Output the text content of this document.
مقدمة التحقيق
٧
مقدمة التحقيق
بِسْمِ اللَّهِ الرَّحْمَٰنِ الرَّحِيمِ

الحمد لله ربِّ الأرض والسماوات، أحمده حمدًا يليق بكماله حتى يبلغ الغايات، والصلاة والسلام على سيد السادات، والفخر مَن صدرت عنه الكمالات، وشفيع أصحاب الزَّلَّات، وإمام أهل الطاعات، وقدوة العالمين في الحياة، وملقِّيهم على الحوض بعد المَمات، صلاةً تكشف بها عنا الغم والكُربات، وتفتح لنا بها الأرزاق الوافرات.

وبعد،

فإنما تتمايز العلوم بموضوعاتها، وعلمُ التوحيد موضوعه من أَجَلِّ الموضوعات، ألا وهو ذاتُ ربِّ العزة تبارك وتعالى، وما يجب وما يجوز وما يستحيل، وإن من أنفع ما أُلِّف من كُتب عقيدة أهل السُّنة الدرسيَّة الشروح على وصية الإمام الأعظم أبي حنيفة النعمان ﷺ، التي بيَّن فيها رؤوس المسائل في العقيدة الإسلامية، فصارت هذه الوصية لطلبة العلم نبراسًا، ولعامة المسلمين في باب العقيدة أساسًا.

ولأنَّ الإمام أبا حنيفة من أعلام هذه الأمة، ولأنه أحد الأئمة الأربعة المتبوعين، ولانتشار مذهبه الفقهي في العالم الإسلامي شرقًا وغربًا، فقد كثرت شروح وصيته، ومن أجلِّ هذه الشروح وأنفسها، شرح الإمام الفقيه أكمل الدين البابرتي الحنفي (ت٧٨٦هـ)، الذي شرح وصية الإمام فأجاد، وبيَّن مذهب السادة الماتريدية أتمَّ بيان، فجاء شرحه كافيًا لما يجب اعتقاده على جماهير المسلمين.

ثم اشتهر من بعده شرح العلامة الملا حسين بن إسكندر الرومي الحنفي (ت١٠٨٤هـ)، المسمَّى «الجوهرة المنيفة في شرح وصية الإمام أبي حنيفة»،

---

● AIM: Copy out all of the records above with nothing altered.

● CORRECT RESPONSE:
Output the text content of this document.
مقدمة التحقيق
٧
مقدمة التحقيق
بِسْمِ اللَّهِ الرَّحْمَٰنِ الرَّحِيمِ

الحمد لله ربِّ الأرض والسماوات، أحمده حمدًا يليق بكماله حتى يبلغ الغايات، والصلاة والسلام على سيد السادات، والفخر مَن صدرت عنه الكمالات، وشفيع أصحاب الزَّلَّات، وإمام أهل الطاعات، وقدوة العالمين في الحياة، وملقِّيهم على الحوض بعد المَمات، صلاةً تكشف بها عنا الغم والكُربات، وتفتح لنا بها الأرزاق الوافرات.

وبعد،

فإنما تتمايز العلوم بموضوعاتها، وعلمُ التوحيد موضوعه من أَجَلِّ الموضوعات، ألا وهو ذاتُ ربِّ العزة تبارك وتعالى، وما يجب وما يجوز وما يستحيل، وإن من أنفع ما أُلِّف من كُتب عقيدة أهل السُّنة الدرسيَّة الشروح على وصية الإمام الأعظم أبي حنيفة النعمان ﷺ، التي بيَّن فيها رؤوس المسائل في العقيدة الإسلامية، فصارت هذه الوصية لطلبة العلم نبراسًا، ولعامة المسلمين في باب العقيدة أساسًا.

ولأنَّ الإمام أبا حنيفة من أعلام هذه الأمة، ولأنه أحد الأئمة الأربعة المتبوعين، ولانتشار مذهبه الفقهي في العالم الإسلامي شرقًا وغربًا، فقد كثرت شروح وصيته، ومن أجلِّ هذه الشروح وأنفسها، شرح الإمام الفقيه أكمل الدين البابرتي الحنفي (ت٧٨٦هـ)، الذي شرح وصية الإمام فأجاد، وبيَّن مذهب السادة الماتريدية أتمَّ بيان، فجاء شرحه كافيًا لما يجب اعتقاده على جماهير المسلمين.

ثم اشتهر من بعده شرح العلامة الملا حسين بن إسكندر الرومي الحنفي (ت١٠٨٤هـ)، المسمَّى «الجوهرة المنيفة في شرح وصية الإمام أبي حنيفة»،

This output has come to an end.